====== Given data
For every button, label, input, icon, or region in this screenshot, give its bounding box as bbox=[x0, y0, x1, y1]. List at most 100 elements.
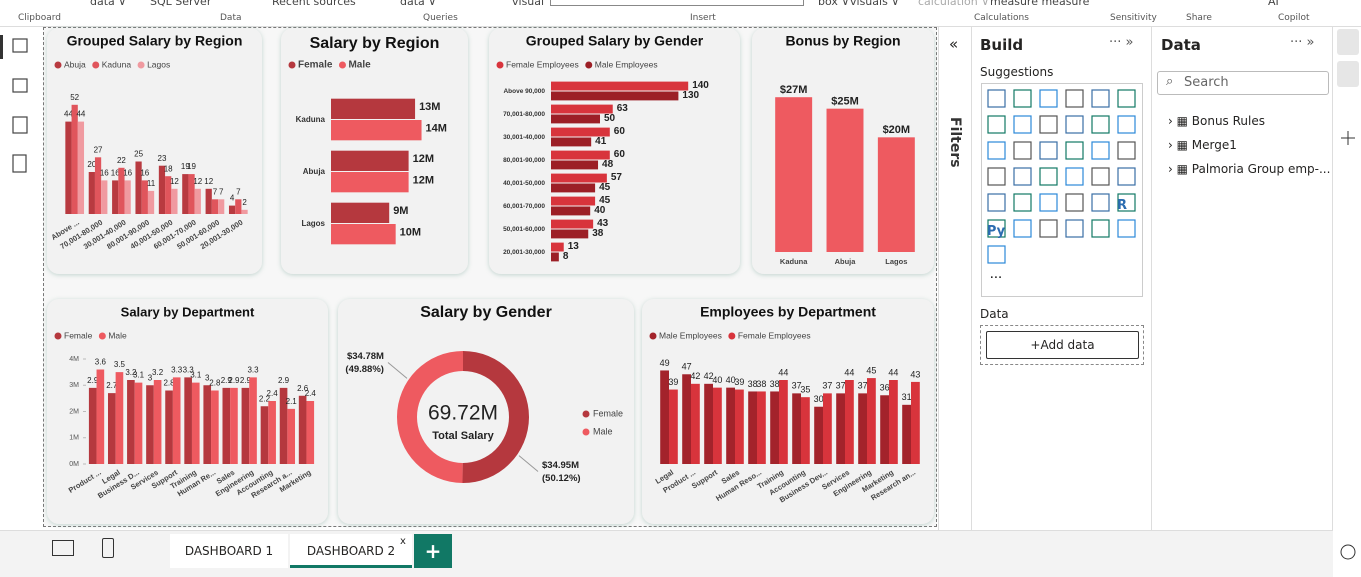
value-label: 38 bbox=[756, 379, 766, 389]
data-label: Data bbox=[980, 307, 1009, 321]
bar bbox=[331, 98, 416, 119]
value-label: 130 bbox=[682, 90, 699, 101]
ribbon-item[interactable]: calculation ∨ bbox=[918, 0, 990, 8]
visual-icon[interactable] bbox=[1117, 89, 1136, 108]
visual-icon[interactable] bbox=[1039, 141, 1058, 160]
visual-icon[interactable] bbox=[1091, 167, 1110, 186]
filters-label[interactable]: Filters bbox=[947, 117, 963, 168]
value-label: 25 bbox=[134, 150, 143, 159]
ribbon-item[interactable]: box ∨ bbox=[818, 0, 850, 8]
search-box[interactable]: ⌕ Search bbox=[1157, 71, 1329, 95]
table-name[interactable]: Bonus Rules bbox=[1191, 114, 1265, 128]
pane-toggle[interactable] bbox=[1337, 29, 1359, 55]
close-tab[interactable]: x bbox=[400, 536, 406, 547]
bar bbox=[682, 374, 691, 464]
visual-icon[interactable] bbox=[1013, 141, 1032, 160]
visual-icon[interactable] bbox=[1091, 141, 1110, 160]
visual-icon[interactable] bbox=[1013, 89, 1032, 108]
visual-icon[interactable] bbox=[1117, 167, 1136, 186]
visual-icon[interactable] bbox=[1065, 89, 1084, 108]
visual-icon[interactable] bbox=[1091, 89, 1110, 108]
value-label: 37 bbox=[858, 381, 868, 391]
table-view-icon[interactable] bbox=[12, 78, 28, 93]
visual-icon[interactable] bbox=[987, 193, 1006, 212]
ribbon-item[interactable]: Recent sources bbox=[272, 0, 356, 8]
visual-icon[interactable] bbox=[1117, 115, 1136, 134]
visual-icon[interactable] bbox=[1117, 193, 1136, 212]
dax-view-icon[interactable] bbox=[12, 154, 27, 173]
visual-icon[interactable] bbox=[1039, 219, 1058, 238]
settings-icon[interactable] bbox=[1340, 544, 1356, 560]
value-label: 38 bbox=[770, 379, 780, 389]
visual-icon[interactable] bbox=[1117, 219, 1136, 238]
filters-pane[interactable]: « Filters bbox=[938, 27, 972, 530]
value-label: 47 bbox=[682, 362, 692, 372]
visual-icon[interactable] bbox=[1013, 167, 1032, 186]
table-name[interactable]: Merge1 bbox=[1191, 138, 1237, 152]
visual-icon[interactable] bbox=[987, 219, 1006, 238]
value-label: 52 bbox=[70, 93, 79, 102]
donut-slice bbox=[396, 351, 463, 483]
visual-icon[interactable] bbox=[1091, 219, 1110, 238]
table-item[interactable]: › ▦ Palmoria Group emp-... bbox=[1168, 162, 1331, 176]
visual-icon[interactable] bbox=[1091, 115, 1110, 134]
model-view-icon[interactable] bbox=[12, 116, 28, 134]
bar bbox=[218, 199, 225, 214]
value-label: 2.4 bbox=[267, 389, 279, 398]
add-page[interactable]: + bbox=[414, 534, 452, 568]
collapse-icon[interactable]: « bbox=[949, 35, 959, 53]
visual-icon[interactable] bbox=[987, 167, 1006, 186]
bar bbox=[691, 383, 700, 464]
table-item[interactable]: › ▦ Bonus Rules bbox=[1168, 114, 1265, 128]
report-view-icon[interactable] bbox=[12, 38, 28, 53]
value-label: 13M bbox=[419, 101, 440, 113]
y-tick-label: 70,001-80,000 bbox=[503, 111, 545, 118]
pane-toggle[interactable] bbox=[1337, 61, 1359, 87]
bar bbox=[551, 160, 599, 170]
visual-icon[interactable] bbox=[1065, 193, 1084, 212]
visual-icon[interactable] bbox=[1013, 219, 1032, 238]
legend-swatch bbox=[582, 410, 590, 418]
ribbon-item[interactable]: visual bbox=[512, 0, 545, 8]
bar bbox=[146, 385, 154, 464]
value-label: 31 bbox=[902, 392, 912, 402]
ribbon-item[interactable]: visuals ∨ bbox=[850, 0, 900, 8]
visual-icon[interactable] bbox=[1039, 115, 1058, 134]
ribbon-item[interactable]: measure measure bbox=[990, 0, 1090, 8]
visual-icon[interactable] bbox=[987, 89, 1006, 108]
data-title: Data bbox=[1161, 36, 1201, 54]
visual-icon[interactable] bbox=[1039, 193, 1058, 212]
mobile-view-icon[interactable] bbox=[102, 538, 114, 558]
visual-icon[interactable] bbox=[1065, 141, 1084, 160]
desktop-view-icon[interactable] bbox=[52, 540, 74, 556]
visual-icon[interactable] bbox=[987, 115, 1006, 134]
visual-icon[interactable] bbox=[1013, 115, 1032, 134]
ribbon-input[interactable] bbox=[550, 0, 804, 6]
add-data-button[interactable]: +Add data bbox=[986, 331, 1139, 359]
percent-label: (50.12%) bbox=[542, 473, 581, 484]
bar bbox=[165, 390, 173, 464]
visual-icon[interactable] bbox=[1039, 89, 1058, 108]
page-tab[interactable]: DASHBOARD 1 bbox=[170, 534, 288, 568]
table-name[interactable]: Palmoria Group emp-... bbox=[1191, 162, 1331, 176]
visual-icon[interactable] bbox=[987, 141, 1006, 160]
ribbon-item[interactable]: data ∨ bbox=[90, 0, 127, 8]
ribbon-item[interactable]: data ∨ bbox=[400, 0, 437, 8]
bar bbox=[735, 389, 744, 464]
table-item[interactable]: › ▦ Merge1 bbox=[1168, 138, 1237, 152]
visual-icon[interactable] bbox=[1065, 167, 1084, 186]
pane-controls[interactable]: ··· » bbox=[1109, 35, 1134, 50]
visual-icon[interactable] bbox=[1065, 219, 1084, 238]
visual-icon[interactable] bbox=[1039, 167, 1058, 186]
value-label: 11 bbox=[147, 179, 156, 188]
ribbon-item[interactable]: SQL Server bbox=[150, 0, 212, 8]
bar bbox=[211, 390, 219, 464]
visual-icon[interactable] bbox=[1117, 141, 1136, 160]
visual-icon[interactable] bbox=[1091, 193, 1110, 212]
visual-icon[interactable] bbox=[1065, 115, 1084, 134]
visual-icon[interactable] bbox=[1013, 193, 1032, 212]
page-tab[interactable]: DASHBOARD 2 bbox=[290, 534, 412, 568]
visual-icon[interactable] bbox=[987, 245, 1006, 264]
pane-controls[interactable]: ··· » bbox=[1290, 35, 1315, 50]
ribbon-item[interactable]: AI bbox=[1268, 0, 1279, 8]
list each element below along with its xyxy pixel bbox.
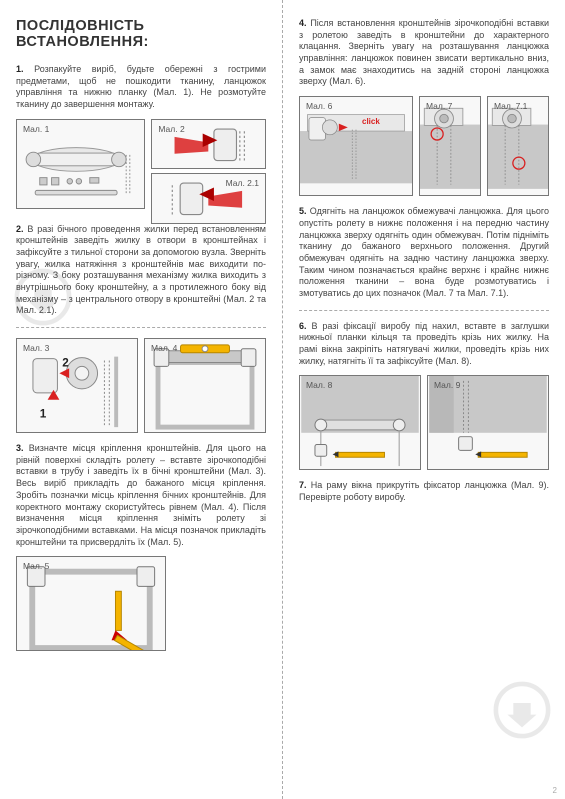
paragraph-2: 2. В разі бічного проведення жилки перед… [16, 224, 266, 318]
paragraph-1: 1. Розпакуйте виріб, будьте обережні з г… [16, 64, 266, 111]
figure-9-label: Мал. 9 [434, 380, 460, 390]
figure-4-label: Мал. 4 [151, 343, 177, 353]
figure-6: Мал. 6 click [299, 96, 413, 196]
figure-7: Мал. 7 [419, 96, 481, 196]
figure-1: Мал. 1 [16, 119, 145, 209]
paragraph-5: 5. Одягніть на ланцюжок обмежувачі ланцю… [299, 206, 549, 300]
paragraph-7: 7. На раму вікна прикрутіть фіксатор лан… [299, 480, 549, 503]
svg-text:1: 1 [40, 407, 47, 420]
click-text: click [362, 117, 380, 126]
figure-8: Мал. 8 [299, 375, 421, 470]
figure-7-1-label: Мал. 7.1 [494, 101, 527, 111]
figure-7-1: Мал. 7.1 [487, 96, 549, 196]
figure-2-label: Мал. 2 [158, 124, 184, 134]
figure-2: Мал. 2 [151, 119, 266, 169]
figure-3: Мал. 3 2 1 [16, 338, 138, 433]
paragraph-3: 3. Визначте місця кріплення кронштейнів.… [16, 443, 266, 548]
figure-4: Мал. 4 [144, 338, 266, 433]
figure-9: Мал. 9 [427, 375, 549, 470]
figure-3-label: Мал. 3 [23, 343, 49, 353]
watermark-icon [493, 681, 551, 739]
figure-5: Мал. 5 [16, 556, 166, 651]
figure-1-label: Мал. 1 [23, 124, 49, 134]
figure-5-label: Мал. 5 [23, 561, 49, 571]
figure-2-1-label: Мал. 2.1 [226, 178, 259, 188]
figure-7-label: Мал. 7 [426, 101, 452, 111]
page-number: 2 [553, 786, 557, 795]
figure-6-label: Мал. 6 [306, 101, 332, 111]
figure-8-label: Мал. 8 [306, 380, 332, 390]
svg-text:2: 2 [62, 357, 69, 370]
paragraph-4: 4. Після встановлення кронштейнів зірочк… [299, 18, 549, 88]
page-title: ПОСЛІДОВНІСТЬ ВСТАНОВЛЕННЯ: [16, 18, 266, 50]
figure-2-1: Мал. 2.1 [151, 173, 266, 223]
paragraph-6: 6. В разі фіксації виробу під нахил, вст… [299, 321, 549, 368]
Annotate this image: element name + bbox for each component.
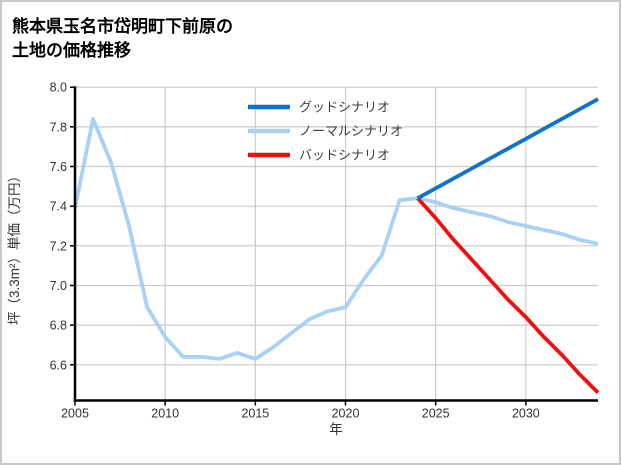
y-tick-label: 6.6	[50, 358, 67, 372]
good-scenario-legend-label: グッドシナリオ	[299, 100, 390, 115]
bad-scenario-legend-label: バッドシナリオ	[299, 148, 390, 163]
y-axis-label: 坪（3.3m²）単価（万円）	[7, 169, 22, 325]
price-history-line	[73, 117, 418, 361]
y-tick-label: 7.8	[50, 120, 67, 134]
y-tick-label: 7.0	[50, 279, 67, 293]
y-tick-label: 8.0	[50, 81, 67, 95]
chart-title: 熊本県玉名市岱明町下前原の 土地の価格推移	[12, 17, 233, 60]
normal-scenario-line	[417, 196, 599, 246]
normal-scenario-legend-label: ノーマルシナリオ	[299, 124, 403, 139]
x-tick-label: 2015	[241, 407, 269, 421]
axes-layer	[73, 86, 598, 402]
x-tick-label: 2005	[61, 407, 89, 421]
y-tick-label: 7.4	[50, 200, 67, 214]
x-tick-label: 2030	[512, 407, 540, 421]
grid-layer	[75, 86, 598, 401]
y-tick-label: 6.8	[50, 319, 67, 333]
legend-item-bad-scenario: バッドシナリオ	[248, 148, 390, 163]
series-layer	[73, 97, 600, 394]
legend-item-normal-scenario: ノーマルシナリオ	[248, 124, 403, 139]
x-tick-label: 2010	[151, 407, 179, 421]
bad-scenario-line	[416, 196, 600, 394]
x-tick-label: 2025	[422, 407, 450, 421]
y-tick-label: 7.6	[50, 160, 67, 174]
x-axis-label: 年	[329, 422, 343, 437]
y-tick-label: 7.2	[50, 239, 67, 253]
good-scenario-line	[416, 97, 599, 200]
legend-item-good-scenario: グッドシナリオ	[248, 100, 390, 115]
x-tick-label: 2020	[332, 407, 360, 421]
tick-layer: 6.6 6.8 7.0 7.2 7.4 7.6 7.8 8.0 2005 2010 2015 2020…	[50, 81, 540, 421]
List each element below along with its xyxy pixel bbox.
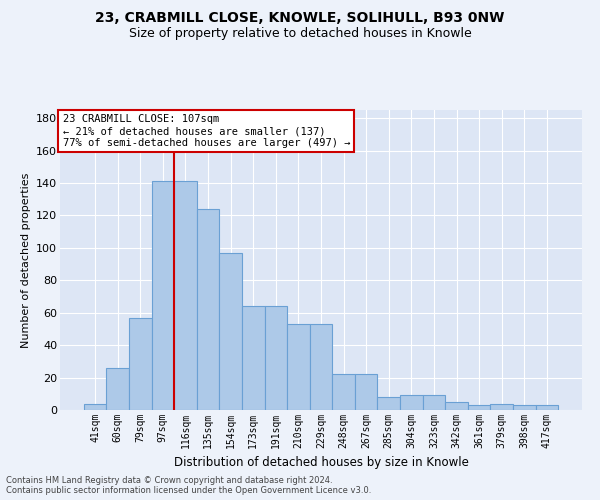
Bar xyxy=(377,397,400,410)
============
## Problem description
Count how many lines of the listing above contain the string "axis", treating uppercase and lowercase letters as distinct. Reply with the number alone.

## Written answer
2